EXERCISE - Leave out the pictures and retype exactly the lines from the one with "Give me the" through the end of the records.

DATA RECORDS -

□ □ □

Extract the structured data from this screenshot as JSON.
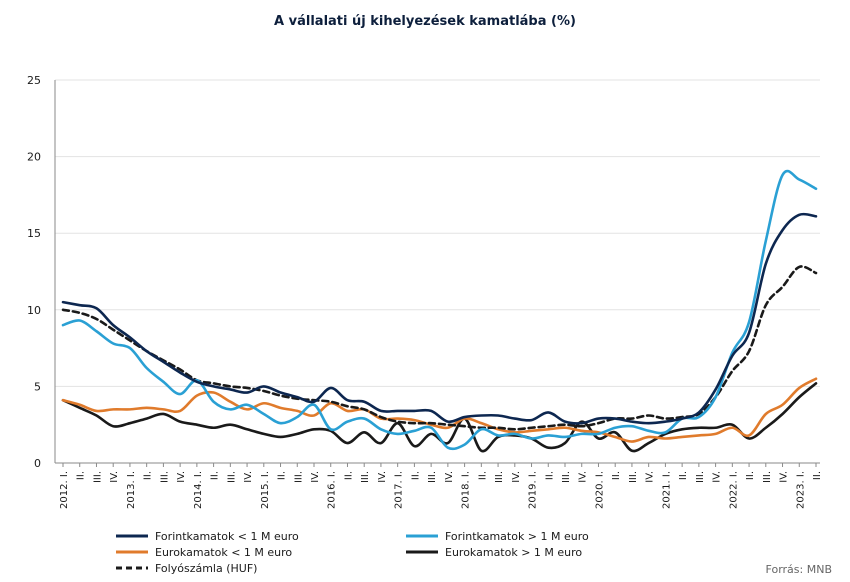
{
  "title": "A vállalati új kihelyezések kamatlába (%)",
  "source": "Forrás: MNB",
  "chart_data": {
    "type": "line",
    "title": "A vállalati új kihelyezések kamatlába (%)",
    "ylim": [
      0,
      25
    ],
    "y_ticks": [
      0,
      5,
      10,
      15,
      20,
      25
    ],
    "grid": true,
    "legend_position": "bottom",
    "x": [
      "2012. I.",
      "II.",
      "III.",
      "IV.",
      "2013. I.",
      "II.",
      "III.",
      "IV.",
      "2014. I.",
      "II.",
      "III.",
      "IV.",
      "2015. I.",
      "II.",
      "III.",
      "IV.",
      "2016. I.",
      "II.",
      "III.",
      "IV.",
      "2017. I.",
      "II.",
      "III.",
      "IV.",
      "2018. I.",
      "II.",
      "III.",
      "IV.",
      "2019. I.",
      "II.",
      "III.",
      "IV.",
      "2020. I.",
      "II.",
      "III.",
      "IV.",
      "2021. I.",
      "II.",
      "III.",
      "IV.",
      "2022. I.",
      "II.",
      "III.",
      "IV.",
      "2023. I.",
      "II."
    ],
    "series": [
      {
        "name": "Forintkamatok < 1 M euro",
        "color": "#0d2750",
        "dash": false,
        "values": [
          10.5,
          10.3,
          10.1,
          9.0,
          8.2,
          7.3,
          6.6,
          5.9,
          5.3,
          5.0,
          4.8,
          4.6,
          5.0,
          4.6,
          4.3,
          4.0,
          4.9,
          4.1,
          4.0,
          3.4,
          3.4,
          3.4,
          3.4,
          2.7,
          3.0,
          3.1,
          3.1,
          2.9,
          2.8,
          3.3,
          2.7,
          2.6,
          2.9,
          2.9,
          2.7,
          2.6,
          2.7,
          2.9,
          3.3,
          4.8,
          7.0,
          8.5,
          13.0,
          15.2,
          16.2,
          16.1
        ]
      },
      {
        "name": "Forintkamatok > 1 M euro",
        "color": "#2aa0d4",
        "dash": false,
        "values": [
          9.0,
          9.3,
          8.6,
          7.8,
          7.5,
          6.2,
          5.3,
          4.5,
          5.4,
          4.0,
          3.5,
          3.8,
          3.2,
          2.6,
          3.0,
          3.8,
          2.2,
          2.7,
          2.9,
          2.2,
          1.9,
          2.1,
          2.3,
          1.0,
          1.2,
          2.2,
          1.8,
          1.9,
          1.6,
          1.8,
          1.7,
          1.9,
          1.9,
          2.3,
          2.4,
          2.1,
          2.0,
          2.9,
          3.0,
          4.3,
          7.2,
          9.2,
          14.5,
          18.8,
          18.5,
          17.9
        ]
      },
      {
        "name": "Eurokamatok < 1 M euro",
        "color": "#e07b2c",
        "dash": false,
        "values": [
          4.1,
          3.8,
          3.4,
          3.5,
          3.5,
          3.6,
          3.5,
          3.4,
          4.4,
          4.6,
          4.0,
          3.5,
          3.9,
          3.6,
          3.4,
          3.1,
          3.9,
          3.4,
          3.5,
          2.9,
          2.9,
          2.8,
          2.5,
          2.3,
          2.9,
          2.6,
          2.2,
          2.0,
          2.1,
          2.2,
          2.3,
          2.1,
          2.0,
          1.7,
          1.4,
          1.7,
          1.6,
          1.7,
          1.8,
          1.9,
          2.3,
          1.8,
          3.2,
          3.8,
          4.9,
          5.5
        ]
      },
      {
        "name": "Eurokamatok > 1 M euro",
        "color": "#1a1a1a",
        "dash": false,
        "values": [
          4.1,
          3.6,
          3.1,
          2.4,
          2.6,
          2.9,
          3.2,
          2.7,
          2.5,
          2.3,
          2.5,
          2.2,
          1.9,
          1.7,
          1.9,
          2.2,
          2.1,
          1.3,
          2.0,
          1.3,
          2.6,
          1.1,
          1.9,
          1.3,
          2.9,
          0.8,
          1.7,
          1.8,
          1.6,
          1.0,
          1.3,
          2.7,
          1.6,
          2.0,
          0.8,
          1.3,
          1.9,
          2.2,
          2.3,
          2.3,
          2.5,
          1.6,
          2.3,
          3.2,
          4.3,
          5.2
        ]
      },
      {
        "name": "Folyószámla (HUF)",
        "color": "#1a1a1a",
        "dash": true,
        "values": [
          10.0,
          9.8,
          9.4,
          8.7,
          8.0,
          7.3,
          6.7,
          6.1,
          5.4,
          5.2,
          5.0,
          4.9,
          4.7,
          4.4,
          4.2,
          4.1,
          4.0,
          3.7,
          3.5,
          3.0,
          2.7,
          2.6,
          2.6,
          2.5,
          2.4,
          2.3,
          2.3,
          2.2,
          2.3,
          2.4,
          2.5,
          2.4,
          2.6,
          2.9,
          2.9,
          3.1,
          2.9,
          3.0,
          3.2,
          4.3,
          6.0,
          7.3,
          10.3,
          11.5,
          12.8,
          12.4
        ]
      }
    ]
  }
}
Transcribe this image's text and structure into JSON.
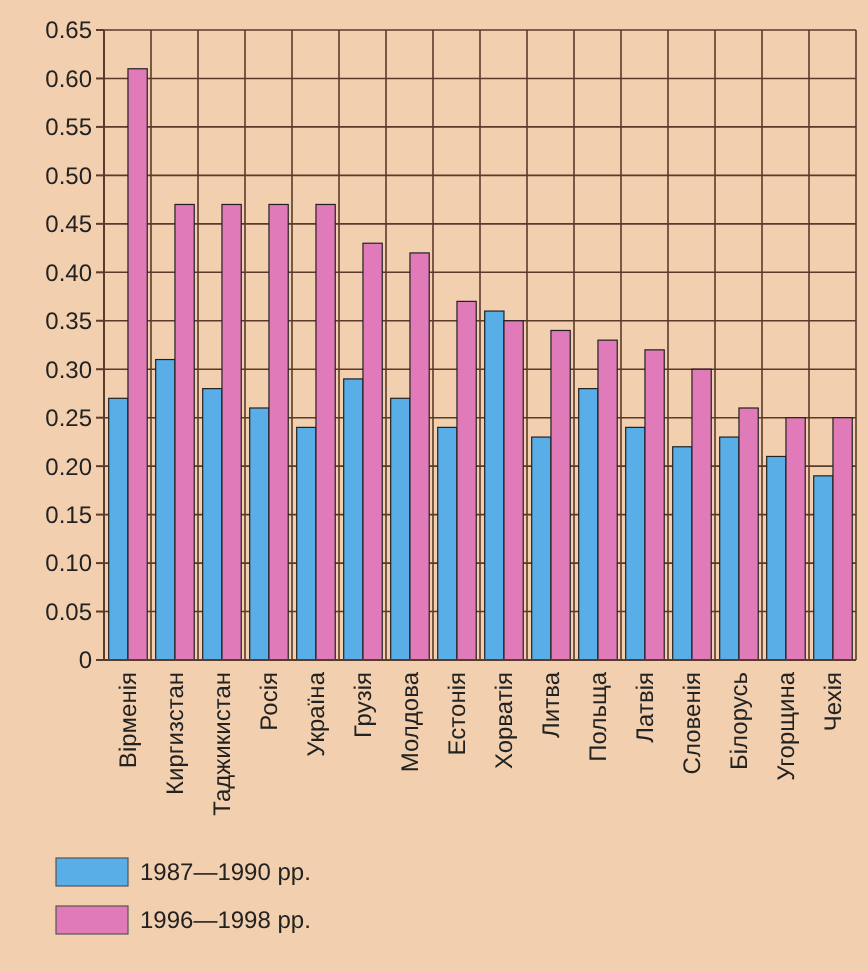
{
  "chart_data": {
    "type": "bar",
    "categories": [
      "Вірменія",
      "Киргизстан",
      "Таджикистан",
      "Росія",
      "Україна",
      "Грузія",
      "Молдова",
      "Естонія",
      "Хорватія",
      "Литва",
      "Польща",
      "Латвія",
      "Словенія",
      "Білорусь",
      "Угорщина",
      "Чехія"
    ],
    "series": [
      {
        "name": "1987—1990 рр.",
        "color": "#5aaee8",
        "values": [
          0.27,
          0.31,
          0.28,
          0.26,
          0.24,
          0.29,
          0.27,
          0.24,
          0.36,
          0.23,
          0.28,
          0.24,
          0.22,
          0.23,
          0.21,
          0.19
        ]
      },
      {
        "name": "1996—1998 рр.",
        "color": "#e07ab8",
        "values": [
          0.61,
          0.47,
          0.47,
          0.47,
          0.47,
          0.43,
          0.42,
          0.37,
          0.35,
          0.34,
          0.33,
          0.32,
          0.3,
          0.26,
          0.25,
          0.25
        ]
      }
    ],
    "ylim": [
      0,
      0.65
    ],
    "yticks": [
      0,
      {
        "value": 0.05,
        "label": "0.05"
      },
      {
        "value": 0.1,
        "label": "0.10"
      },
      {
        "value": 0.15,
        "label": "0.15"
      },
      {
        "value": 0.2,
        "label": "0.20"
      },
      {
        "value": 0.25,
        "label": "0.25"
      },
      {
        "value": 0.3,
        "label": "0.30"
      },
      {
        "value": 0.35,
        "label": "0.35"
      },
      {
        "value": 0.4,
        "label": "0.40"
      },
      {
        "value": 0.45,
        "label": "0.45"
      },
      {
        "value": 0.5,
        "label": "0.50"
      },
      {
        "value": 0.55,
        "label": "0.55"
      },
      {
        "value": 0.6,
        "label": "0.60"
      },
      {
        "value": 0.65,
        "label": "0.65"
      }
    ],
    "grid": true,
    "legend": "bottom left"
  }
}
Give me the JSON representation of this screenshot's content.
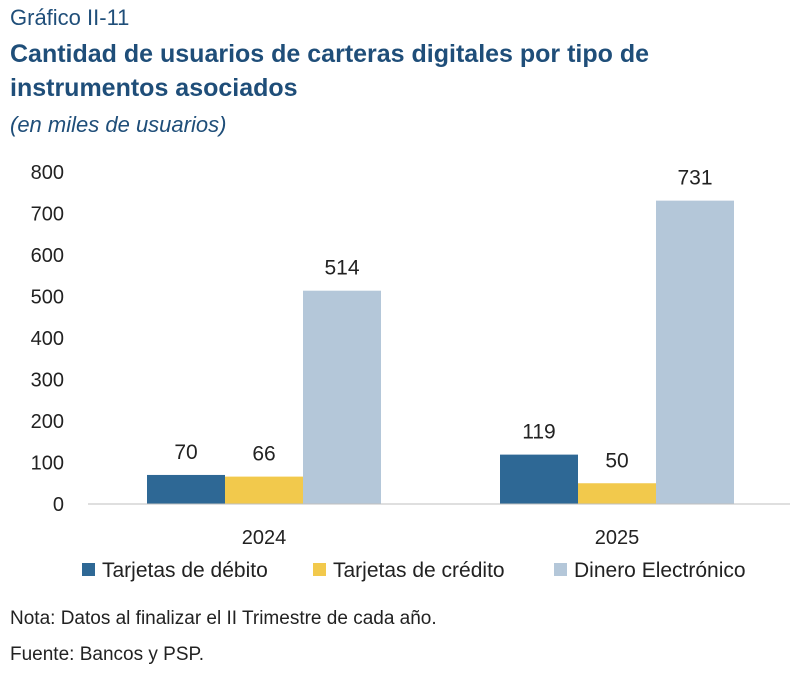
{
  "header": {
    "kicker": "Gráfico II-11",
    "title": "Cantidad de usuarios de carteras digitales por tipo de instrumentos asociados",
    "subtitle": "(en miles de usuarios)"
  },
  "footer": {
    "note": "Nota: Datos al finalizar el II Trimestre de cada año.",
    "source": "Fuente: Bancos y PSP."
  },
  "chart_data": {
    "type": "bar",
    "categories": [
      "2024",
      "2025"
    ],
    "series": [
      {
        "name": "Tarjetas de débito",
        "values": [
          70,
          119
        ],
        "color": "#2e6895"
      },
      {
        "name": "Tarjetas de crédito",
        "values": [
          66,
          50
        ],
        "color": "#f2c94c"
      },
      {
        "name": "Dinero Electrónico",
        "values": [
          514,
          731
        ],
        "color": "#b4c7d9"
      }
    ],
    "yticks": [
      0,
      100,
      200,
      300,
      400,
      500,
      600,
      700,
      800
    ],
    "ylim": [
      0,
      800
    ],
    "grid": false,
    "legend": "bottom",
    "data_labels": true
  }
}
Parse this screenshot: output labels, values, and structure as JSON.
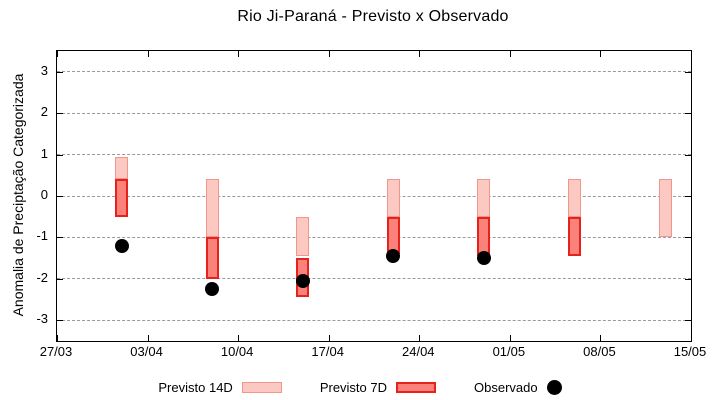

□ □ □

TASK SOLUTION -
Give me the JSON representation of this screenshot's content.
{
  "header": {
    "kicker": "Gráfico II-11",
    "title": "Cantidad de usuarios de carteras digitales por tipo de instrumentos asociados",
    "subtitle": "(en miles de usuarios)"
  },
  "footer": {
    "note": "Nota: Datos al finalizar el II Trimestre de cada año.",
    "source": "Fuente: Bancos y PSP."
  },
  "chart_data": {
    "type": "bar",
    "categories": [
      "2024",
      "2025"
    ],
    "series": [
      {
        "name": "Tarjetas de débito",
        "values": [
          70,
          119
        ],
        "color": "#2e6895"
      },
      {
        "name": "Tarjetas de crédito",
        "values": [
          66,
          50
        ],
        "color": "#f2c94c"
      },
      {
        "name": "Dinero Electrónico",
        "values": [
          514,
          731
        ],
        "color": "#b4c7d9"
      }
    ],
    "yticks": [
      0,
      100,
      200,
      300,
      400,
      500,
      600,
      700,
      800
    ],
    "ylim": [
      0,
      800
    ],
    "grid": false,
    "legend": "bottom",
    "data_labels": true
  }
}
Parse this screenshot: output labels, values, and structure as JSON.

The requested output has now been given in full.